-- BRIEF --
Copy the records that follow exactly as written, but not their pictures.

-- EXTRACTED DATA --
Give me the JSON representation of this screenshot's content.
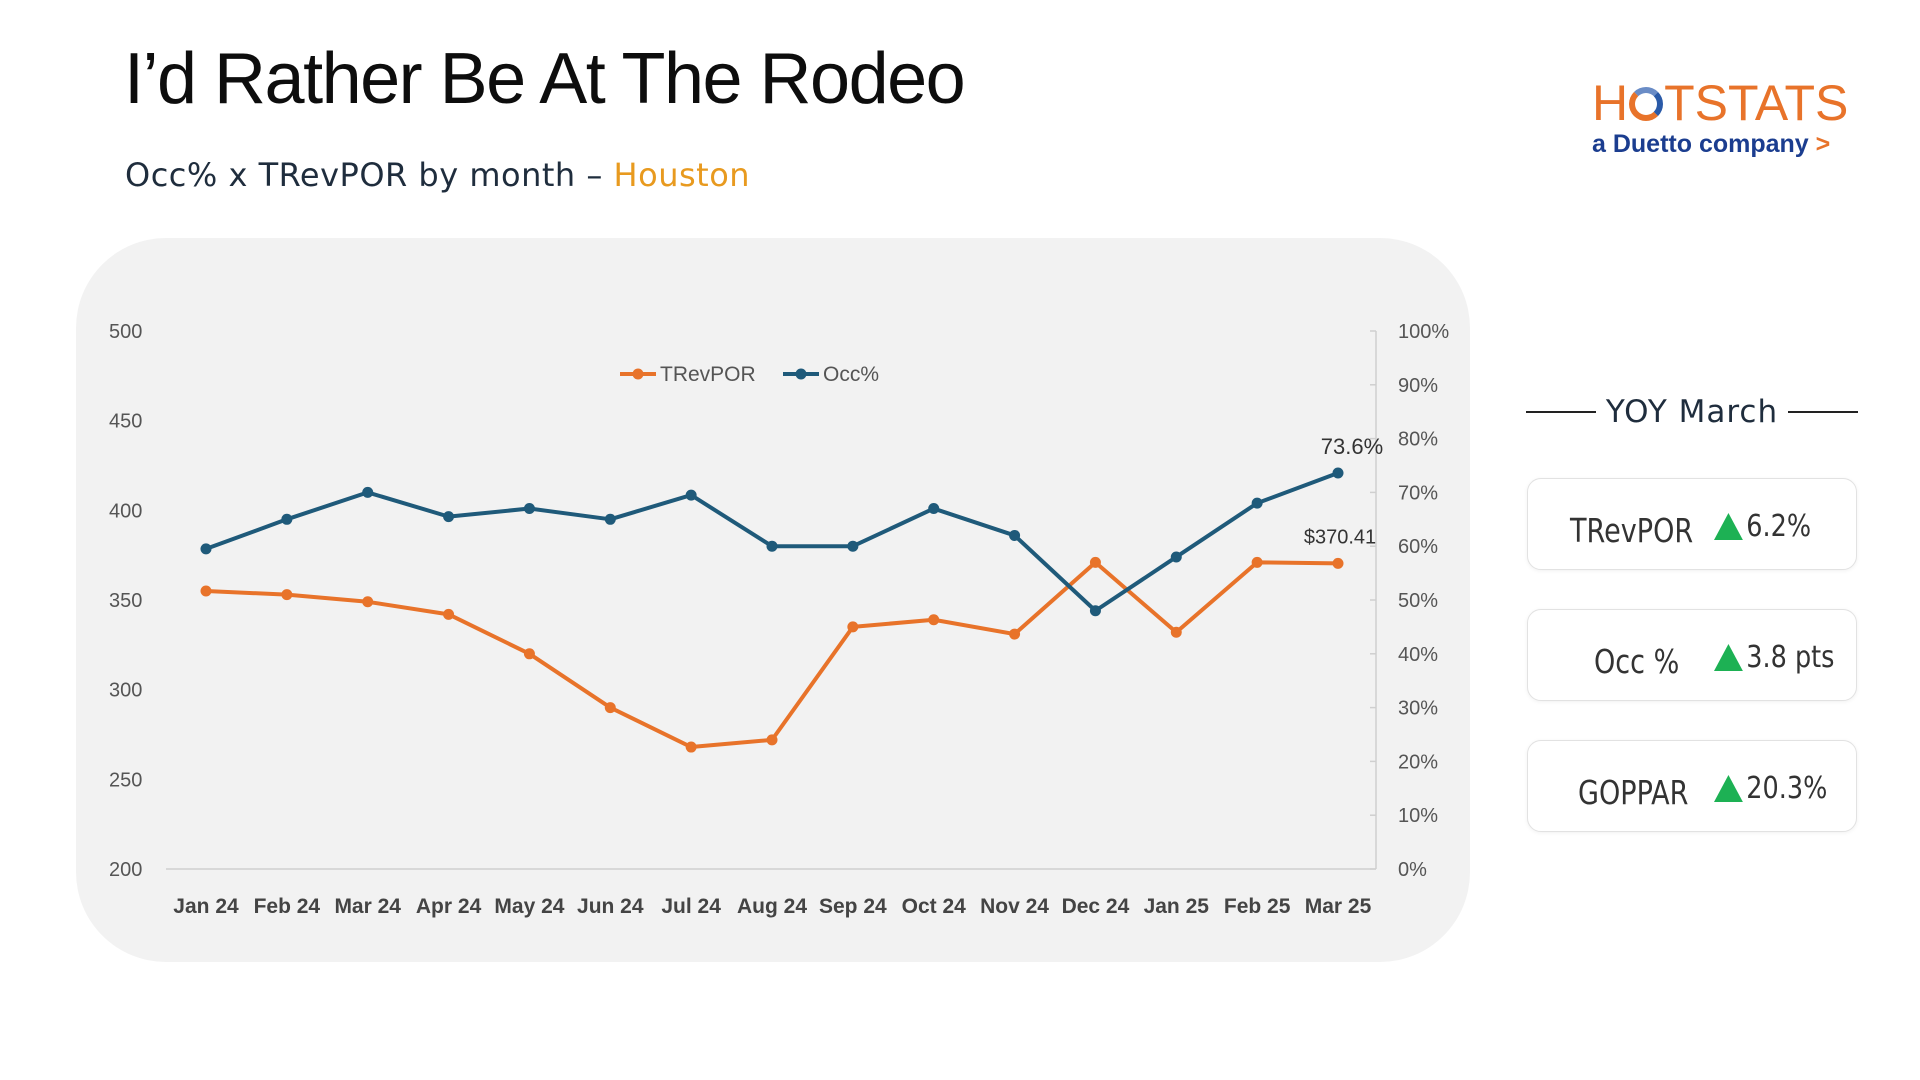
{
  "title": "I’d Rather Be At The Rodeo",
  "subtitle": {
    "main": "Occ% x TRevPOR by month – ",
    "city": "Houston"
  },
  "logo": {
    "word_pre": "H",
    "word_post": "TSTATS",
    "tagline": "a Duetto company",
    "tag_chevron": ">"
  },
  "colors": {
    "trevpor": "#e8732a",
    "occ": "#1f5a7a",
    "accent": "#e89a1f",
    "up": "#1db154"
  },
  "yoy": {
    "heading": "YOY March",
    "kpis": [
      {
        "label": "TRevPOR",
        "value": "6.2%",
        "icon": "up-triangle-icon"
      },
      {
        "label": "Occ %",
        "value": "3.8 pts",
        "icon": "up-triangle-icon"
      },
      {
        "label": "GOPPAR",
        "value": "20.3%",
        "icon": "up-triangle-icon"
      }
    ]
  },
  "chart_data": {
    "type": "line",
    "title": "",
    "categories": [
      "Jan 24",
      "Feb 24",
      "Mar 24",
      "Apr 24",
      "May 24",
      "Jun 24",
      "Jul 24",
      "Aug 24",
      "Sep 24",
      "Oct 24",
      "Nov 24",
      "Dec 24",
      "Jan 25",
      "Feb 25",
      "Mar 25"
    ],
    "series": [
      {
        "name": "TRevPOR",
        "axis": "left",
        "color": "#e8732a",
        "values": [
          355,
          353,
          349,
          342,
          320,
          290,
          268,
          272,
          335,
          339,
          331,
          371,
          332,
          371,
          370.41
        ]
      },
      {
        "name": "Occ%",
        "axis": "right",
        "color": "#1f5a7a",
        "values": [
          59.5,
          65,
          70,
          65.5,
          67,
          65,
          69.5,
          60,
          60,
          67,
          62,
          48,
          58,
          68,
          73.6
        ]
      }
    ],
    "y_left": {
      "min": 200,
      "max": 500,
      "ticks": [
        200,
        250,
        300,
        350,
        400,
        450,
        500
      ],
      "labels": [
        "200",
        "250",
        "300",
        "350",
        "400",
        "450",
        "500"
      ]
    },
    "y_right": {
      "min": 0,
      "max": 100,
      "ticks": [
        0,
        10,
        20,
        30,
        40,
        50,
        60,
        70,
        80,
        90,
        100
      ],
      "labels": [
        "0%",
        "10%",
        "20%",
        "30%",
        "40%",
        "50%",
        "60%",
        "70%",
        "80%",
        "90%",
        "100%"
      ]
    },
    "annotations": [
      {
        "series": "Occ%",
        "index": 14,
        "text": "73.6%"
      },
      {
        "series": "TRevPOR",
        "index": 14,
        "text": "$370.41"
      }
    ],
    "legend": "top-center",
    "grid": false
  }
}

-- WORKED ANSWER --
Give me the JSON representation of this screenshot's content.
{
  "title": "I’d Rather Be At The Rodeo",
  "subtitle": {
    "main": "Occ% x TRevPOR by month – ",
    "city": "Houston"
  },
  "logo": {
    "word_pre": "H",
    "word_post": "TSTATS",
    "tagline": "a Duetto company",
    "tag_chevron": ">"
  },
  "colors": {
    "trevpor": "#e8732a",
    "occ": "#1f5a7a",
    "accent": "#e89a1f",
    "up": "#1db154"
  },
  "yoy": {
    "heading": "YOY March",
    "kpis": [
      {
        "label": "TRevPOR",
        "value": "6.2%",
        "icon": "up-triangle-icon"
      },
      {
        "label": "Occ %",
        "value": "3.8 pts",
        "icon": "up-triangle-icon"
      },
      {
        "label": "GOPPAR",
        "value": "20.3%",
        "icon": "up-triangle-icon"
      }
    ]
  },
  "chart_data": {
    "type": "line",
    "title": "",
    "categories": [
      "Jan 24",
      "Feb 24",
      "Mar 24",
      "Apr 24",
      "May 24",
      "Jun 24",
      "Jul 24",
      "Aug 24",
      "Sep 24",
      "Oct 24",
      "Nov 24",
      "Dec 24",
      "Jan 25",
      "Feb 25",
      "Mar 25"
    ],
    "series": [
      {
        "name": "TRevPOR",
        "axis": "left",
        "color": "#e8732a",
        "values": [
          355,
          353,
          349,
          342,
          320,
          290,
          268,
          272,
          335,
          339,
          331,
          371,
          332,
          371,
          370.41
        ]
      },
      {
        "name": "Occ%",
        "axis": "right",
        "color": "#1f5a7a",
        "values": [
          59.5,
          65,
          70,
          65.5,
          67,
          65,
          69.5,
          60,
          60,
          67,
          62,
          48,
          58,
          68,
          73.6
        ]
      }
    ],
    "y_left": {
      "min": 200,
      "max": 500,
      "ticks": [
        200,
        250,
        300,
        350,
        400,
        450,
        500
      ],
      "labels": [
        "200",
        "250",
        "300",
        "350",
        "400",
        "450",
        "500"
      ]
    },
    "y_right": {
      "min": 0,
      "max": 100,
      "ticks": [
        0,
        10,
        20,
        30,
        40,
        50,
        60,
        70,
        80,
        90,
        100
      ],
      "labels": [
        "0%",
        "10%",
        "20%",
        "30%",
        "40%",
        "50%",
        "60%",
        "70%",
        "80%",
        "90%",
        "100%"
      ]
    },
    "annotations": [
      {
        "series": "Occ%",
        "index": 14,
        "text": "73.6%"
      },
      {
        "series": "TRevPOR",
        "index": 14,
        "text": "$370.41"
      }
    ],
    "legend": "top-center",
    "grid": false
  }
}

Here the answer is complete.